### What the task requires
Copy out all the data, word for word.

### Information given
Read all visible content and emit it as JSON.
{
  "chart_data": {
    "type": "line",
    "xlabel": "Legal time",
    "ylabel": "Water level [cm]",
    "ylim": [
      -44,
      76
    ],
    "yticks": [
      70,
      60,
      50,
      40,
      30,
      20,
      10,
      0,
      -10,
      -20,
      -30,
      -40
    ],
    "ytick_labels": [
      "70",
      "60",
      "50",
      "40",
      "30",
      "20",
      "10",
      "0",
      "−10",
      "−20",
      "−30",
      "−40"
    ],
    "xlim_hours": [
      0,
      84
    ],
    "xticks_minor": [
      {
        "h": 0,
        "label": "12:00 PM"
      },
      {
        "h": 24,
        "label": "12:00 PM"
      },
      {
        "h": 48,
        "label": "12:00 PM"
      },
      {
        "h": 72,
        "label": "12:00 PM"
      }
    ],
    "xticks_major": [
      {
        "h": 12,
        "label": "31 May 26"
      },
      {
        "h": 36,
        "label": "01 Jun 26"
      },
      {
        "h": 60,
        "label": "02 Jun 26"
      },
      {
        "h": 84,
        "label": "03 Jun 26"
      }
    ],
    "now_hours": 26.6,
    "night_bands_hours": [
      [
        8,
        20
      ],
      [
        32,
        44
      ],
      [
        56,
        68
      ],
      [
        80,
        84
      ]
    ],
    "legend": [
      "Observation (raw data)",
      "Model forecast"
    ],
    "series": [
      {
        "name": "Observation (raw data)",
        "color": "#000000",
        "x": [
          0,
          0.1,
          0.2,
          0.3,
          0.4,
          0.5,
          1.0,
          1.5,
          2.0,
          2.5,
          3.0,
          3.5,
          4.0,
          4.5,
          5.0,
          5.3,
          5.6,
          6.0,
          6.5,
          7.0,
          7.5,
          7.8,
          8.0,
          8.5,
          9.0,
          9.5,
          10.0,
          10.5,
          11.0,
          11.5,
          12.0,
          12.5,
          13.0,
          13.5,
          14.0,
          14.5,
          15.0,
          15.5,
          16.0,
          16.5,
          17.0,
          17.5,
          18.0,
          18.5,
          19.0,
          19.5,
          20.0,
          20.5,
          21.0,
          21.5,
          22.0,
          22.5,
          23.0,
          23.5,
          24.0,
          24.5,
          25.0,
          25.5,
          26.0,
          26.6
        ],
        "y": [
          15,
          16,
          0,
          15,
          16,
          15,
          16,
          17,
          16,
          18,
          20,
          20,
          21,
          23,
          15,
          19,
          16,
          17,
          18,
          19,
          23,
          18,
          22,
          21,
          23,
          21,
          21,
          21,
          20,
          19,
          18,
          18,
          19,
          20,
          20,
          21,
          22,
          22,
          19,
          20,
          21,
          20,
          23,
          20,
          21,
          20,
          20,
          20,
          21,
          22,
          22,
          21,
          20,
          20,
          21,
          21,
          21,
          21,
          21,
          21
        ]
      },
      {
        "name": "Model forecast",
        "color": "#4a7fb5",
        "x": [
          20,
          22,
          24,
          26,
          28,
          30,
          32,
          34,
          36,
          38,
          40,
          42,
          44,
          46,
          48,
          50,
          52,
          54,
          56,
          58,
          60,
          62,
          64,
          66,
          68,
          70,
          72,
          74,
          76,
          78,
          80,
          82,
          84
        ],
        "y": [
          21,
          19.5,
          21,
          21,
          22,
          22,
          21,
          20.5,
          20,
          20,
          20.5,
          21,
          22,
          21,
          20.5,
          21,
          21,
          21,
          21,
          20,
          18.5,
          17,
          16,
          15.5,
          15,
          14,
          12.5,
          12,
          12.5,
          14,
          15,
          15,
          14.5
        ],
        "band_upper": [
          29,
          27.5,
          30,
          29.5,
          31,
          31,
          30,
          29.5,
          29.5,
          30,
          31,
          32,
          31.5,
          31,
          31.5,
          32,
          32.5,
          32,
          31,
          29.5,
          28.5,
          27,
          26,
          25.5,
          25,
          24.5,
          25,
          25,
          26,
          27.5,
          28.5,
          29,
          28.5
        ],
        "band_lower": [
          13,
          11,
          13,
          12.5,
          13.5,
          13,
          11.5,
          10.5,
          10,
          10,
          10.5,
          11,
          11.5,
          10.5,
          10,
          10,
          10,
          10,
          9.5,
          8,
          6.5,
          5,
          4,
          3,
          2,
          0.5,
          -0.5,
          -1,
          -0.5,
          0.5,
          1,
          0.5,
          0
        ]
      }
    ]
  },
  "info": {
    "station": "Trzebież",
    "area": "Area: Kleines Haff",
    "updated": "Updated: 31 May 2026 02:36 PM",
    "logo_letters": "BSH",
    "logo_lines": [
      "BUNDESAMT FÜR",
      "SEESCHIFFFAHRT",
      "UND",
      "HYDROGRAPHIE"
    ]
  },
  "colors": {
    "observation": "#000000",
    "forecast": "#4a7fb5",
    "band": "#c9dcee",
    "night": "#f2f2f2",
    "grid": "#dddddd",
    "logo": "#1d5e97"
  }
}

### Problem solution
Read all visible content and emit it as JSON.
{
  "chart_data": {
    "type": "line",
    "xlabel": "Legal time",
    "ylabel": "Water level [cm]",
    "ylim": [
      -44,
      76
    ],
    "yticks": [
      70,
      60,
      50,
      40,
      30,
      20,
      10,
      0,
      -10,
      -20,
      -30,
      -40
    ],
    "ytick_labels": [
      "70",
      "60",
      "50",
      "40",
      "30",
      "20",
      "10",
      "0",
      "−10",
      "−20",
      "−30",
      "−40"
    ],
    "xlim_hours": [
      0,
      84
    ],
    "xticks_minor": [
      {
        "h": 0,
        "label": "12:00 PM"
      },
      {
        "h": 24,
        "label": "12:00 PM"
      },
      {
        "h": 48,
        "label": "12:00 PM"
      },
      {
        "h": 72,
        "label": "12:00 PM"
      }
    ],
    "xticks_major": [
      {
        "h": 12,
        "label": "31 May 26"
      },
      {
        "h": 36,
        "label": "01 Jun 26"
      },
      {
        "h": 60,
        "label": "02 Jun 26"
      },
      {
        "h": 84,
        "label": "03 Jun 26"
      }
    ],
    "now_hours": 26.6,
    "night_bands_hours": [
      [
        8,
        20
      ],
      [
        32,
        44
      ],
      [
        56,
        68
      ],
      [
        80,
        84
      ]
    ],
    "legend": [
      "Observation (raw data)",
      "Model forecast"
    ],
    "series": [
      {
        "name": "Observation (raw data)",
        "color": "#000000",
        "x": [
          0,
          0.1,
          0.2,
          0.3,
          0.4,
          0.5,
          1.0,
          1.5,
          2.0,
          2.5,
          3.0,
          3.5,
          4.0,
          4.5,
          5.0,
          5.3,
          5.6,
          6.0,
          6.5,
          7.0,
          7.5,
          7.8,
          8.0,
          8.5,
          9.0,
          9.5,
          10.0,
          10.5,
          11.0,
          11.5,
          12.0,
          12.5,
          13.0,
          13.5,
          14.0,
          14.5,
          15.0,
          15.5,
          16.0,
          16.5,
          17.0,
          17.5,
          18.0,
          18.5,
          19.0,
          19.5,
          20.0,
          20.5,
          21.0,
          21.5,
          22.0,
          22.5,
          23.0,
          23.5,
          24.0,
          24.5,
          25.0,
          25.5,
          26.0,
          26.6
        ],
        "y": [
          15,
          16,
          0,
          15,
          16,
          15,
          16,
          17,
          16,
          18,
          20,
          20,
          21,
          23,
          15,
          19,
          16,
          17,
          18,
          19,
          23,
          18,
          22,
          21,
          23,
          21,
          21,
          21,
          20,
          19,
          18,
          18,
          19,
          20,
          20,
          21,
          22,
          22,
          19,
          20,
          21,
          20,
          23,
          20,
          21,
          20,
          20,
          20,
          21,
          22,
          22,
          21,
          20,
          20,
          21,
          21,
          21,
          21,
          21,
          21
        ]
      },
      {
        "name": "Model forecast",
        "color": "#4a7fb5",
        "x": [
          20,
          22,
          24,
          26,
          28,
          30,
          32,
          34,
          36,
          38,
          40,
          42,
          44,
          46,
          48,
          50,
          52,
          54,
          56,
          58,
          60,
          62,
          64,
          66,
          68,
          70,
          72,
          74,
          76,
          78,
          80,
          82,
          84
        ],
        "y": [
          21,
          19.5,
          21,
          21,
          22,
          22,
          21,
          20.5,
          20,
          20,
          20.5,
          21,
          22,
          21,
          20.5,
          21,
          21,
          21,
          21,
          20,
          18.5,
          17,
          16,
          15.5,
          15,
          14,
          12.5,
          12,
          12.5,
          14,
          15,
          15,
          14.5
        ],
        "band_upper": [
          29,
          27.5,
          30,
          29.5,
          31,
          31,
          30,
          29.5,
          29.5,
          30,
          31,
          32,
          31.5,
          31,
          31.5,
          32,
          32.5,
          32,
          31,
          29.5,
          28.5,
          27,
          26,
          25.5,
          25,
          24.5,
          25,
          25,
          26,
          27.5,
          28.5,
          29,
          28.5
        ],
        "band_lower": [
          13,
          11,
          13,
          12.5,
          13.5,
          13,
          11.5,
          10.5,
          10,
          10,
          10.5,
          11,
          11.5,
          10.5,
          10,
          10,
          10,
          10,
          9.5,
          8,
          6.5,
          5,
          4,
          3,
          2,
          0.5,
          -0.5,
          -1,
          -0.5,
          0.5,
          1,
          0.5,
          0
        ]
      }
    ]
  },
  "info": {
    "station": "Trzebież",
    "area": "Area: Kleines Haff",
    "updated": "Updated: 31 May 2026 02:36 PM",
    "logo_letters": "BSH",
    "logo_lines": [
      "BUNDESAMT FÜR",
      "SEESCHIFFFAHRT",
      "UND",
      "HYDROGRAPHIE"
    ]
  },
  "colors": {
    "observation": "#000000",
    "forecast": "#4a7fb5",
    "band": "#c9dcee",
    "night": "#f2f2f2",
    "grid": "#dddddd",
    "logo": "#1d5e97"
  }
}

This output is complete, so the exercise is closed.